Search the entries below. Return every line that has "Kallinan" in it.

*Data provided*:
++++++

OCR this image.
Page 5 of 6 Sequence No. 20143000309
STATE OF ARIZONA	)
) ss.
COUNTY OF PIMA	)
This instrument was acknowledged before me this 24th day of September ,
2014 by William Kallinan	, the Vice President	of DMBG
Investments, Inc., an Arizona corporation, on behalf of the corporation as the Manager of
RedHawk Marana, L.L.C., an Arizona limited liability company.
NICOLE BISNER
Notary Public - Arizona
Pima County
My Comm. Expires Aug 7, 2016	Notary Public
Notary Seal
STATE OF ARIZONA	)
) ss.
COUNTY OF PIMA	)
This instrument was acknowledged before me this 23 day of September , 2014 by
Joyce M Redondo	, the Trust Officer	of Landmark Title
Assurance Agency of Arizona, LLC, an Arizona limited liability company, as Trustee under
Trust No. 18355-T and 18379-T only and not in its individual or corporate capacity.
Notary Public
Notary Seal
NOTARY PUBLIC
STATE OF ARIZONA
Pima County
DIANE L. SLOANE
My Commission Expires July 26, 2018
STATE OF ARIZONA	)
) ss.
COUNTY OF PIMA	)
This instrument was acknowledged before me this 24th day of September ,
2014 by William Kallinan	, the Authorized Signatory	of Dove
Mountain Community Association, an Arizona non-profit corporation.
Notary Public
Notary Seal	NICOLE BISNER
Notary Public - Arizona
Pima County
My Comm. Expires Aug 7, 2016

++++++

*The answer*:
2014 by William Kallinan	, the Vice President	of DMBG
2014 by William Kallinan	, the Authorized Signatory	of Dove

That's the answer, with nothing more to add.